• [Written request]:
Collect every line below that contains the word "data".

.....

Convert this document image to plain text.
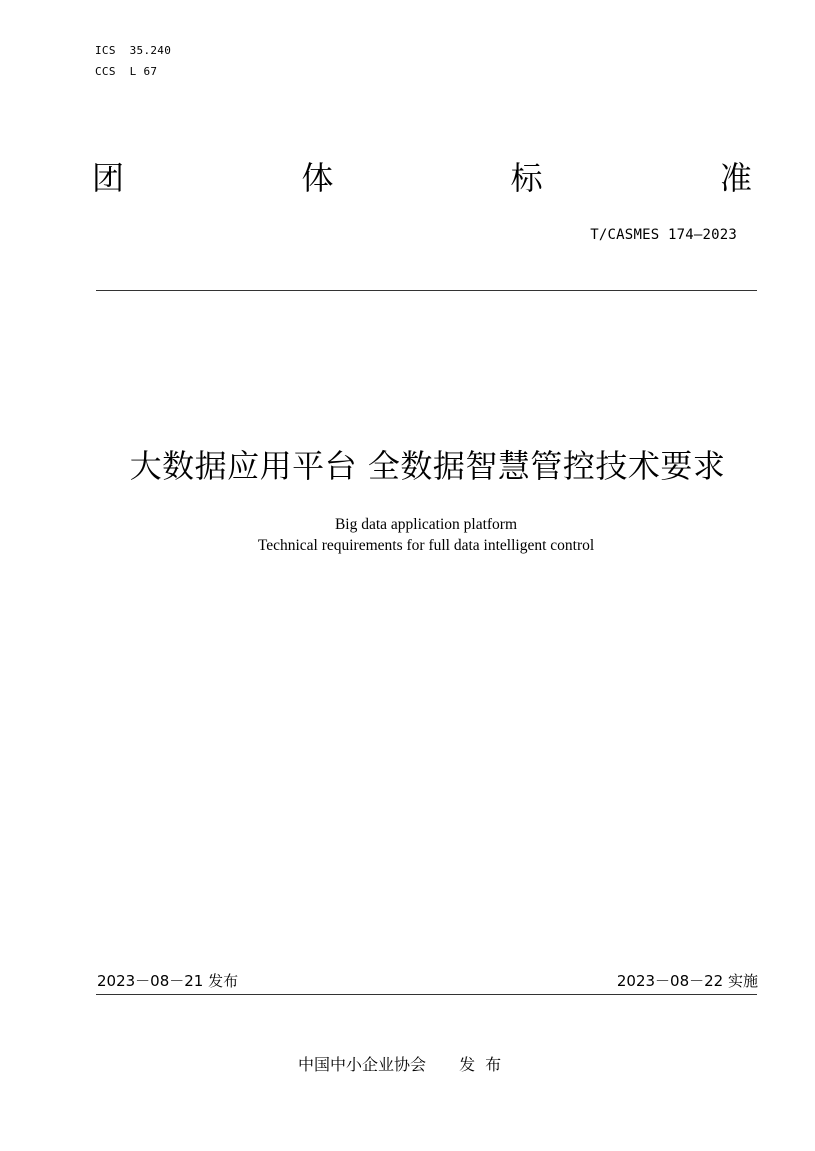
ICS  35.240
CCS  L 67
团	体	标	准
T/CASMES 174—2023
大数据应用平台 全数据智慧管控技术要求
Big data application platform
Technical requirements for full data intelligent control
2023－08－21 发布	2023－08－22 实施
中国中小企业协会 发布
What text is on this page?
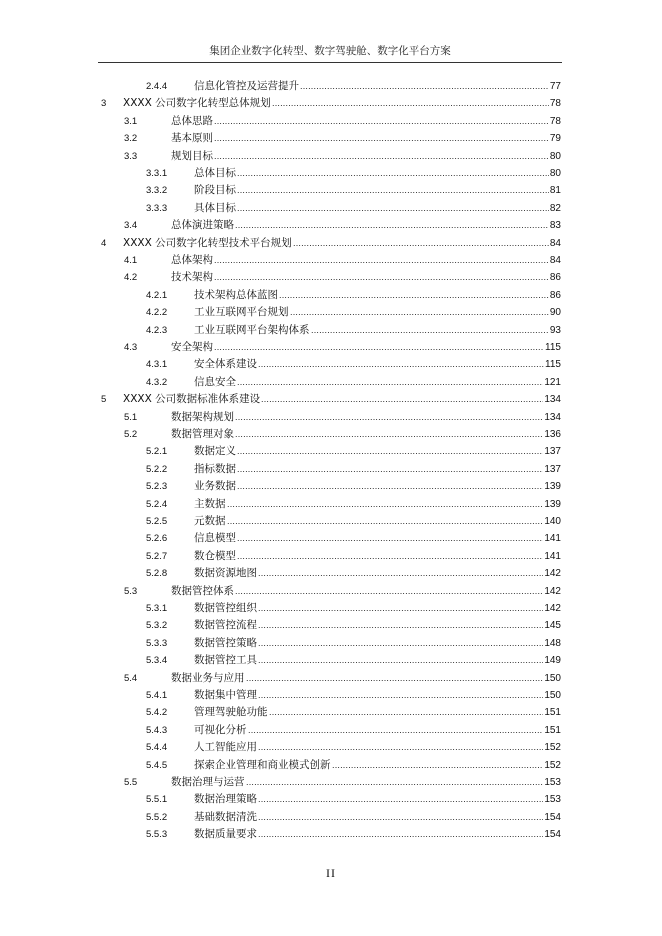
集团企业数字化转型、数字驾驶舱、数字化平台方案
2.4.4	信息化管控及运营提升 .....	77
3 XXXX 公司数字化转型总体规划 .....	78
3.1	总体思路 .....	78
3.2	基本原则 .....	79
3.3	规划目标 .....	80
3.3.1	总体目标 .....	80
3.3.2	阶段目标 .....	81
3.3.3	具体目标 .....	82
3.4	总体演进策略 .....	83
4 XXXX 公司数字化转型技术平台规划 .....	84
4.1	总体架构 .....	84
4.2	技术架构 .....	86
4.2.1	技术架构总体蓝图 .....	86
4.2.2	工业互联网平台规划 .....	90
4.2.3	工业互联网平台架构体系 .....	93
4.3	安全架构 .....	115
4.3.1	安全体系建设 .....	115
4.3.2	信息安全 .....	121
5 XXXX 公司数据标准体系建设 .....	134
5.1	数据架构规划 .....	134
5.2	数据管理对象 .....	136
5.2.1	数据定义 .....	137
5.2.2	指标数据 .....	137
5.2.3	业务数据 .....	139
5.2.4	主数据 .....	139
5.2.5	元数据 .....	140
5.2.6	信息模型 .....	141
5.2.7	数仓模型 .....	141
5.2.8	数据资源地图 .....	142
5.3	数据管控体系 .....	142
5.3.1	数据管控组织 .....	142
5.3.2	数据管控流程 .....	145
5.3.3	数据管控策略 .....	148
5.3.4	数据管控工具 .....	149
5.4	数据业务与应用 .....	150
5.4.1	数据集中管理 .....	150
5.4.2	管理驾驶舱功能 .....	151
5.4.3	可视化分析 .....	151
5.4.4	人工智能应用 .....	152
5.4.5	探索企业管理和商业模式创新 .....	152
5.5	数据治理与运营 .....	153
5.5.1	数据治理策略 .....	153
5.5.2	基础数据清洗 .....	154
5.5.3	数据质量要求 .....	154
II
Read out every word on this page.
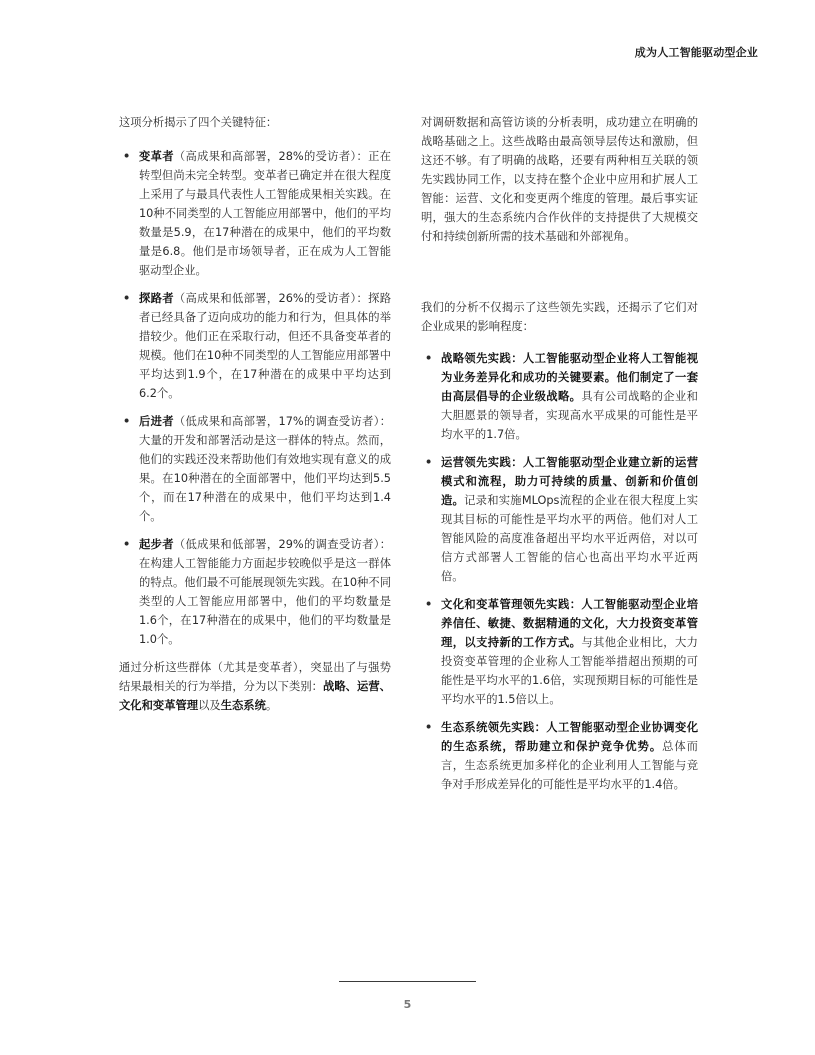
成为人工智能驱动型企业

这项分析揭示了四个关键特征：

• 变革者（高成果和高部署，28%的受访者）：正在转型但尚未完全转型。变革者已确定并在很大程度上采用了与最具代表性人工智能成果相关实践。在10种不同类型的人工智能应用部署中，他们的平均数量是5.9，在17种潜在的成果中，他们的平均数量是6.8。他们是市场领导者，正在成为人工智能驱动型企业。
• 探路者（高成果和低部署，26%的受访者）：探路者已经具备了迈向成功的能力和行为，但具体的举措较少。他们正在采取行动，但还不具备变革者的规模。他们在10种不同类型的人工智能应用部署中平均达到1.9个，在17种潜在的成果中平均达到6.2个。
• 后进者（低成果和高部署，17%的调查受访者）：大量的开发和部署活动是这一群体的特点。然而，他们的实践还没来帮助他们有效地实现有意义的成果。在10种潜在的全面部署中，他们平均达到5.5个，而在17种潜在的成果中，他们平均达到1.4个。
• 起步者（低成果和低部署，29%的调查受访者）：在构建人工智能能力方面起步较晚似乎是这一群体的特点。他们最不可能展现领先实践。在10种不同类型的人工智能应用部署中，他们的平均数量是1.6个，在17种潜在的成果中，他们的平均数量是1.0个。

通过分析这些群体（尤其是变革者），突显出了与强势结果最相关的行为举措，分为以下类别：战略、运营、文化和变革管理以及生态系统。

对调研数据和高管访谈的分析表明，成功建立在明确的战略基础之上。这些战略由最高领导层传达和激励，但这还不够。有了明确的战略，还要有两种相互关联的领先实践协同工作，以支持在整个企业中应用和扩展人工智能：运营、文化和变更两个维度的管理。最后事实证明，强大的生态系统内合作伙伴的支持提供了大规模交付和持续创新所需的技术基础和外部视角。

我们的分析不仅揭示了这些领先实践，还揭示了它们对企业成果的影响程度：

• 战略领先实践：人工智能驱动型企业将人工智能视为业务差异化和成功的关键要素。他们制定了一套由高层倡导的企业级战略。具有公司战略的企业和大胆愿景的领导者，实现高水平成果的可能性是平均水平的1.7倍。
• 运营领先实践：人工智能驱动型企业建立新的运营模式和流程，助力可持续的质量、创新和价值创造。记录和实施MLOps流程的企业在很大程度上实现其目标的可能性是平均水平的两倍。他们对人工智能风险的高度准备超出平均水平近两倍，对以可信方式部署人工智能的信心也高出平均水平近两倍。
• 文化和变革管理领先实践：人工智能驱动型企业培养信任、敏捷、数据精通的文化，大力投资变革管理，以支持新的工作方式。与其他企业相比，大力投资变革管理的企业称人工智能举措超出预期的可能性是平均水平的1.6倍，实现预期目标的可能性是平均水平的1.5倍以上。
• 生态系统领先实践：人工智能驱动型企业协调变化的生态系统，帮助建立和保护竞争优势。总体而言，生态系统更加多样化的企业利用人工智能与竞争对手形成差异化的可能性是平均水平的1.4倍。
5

.....

• [Output for this exercise]:
Big data application platform
Technical requirements for full data intelligent control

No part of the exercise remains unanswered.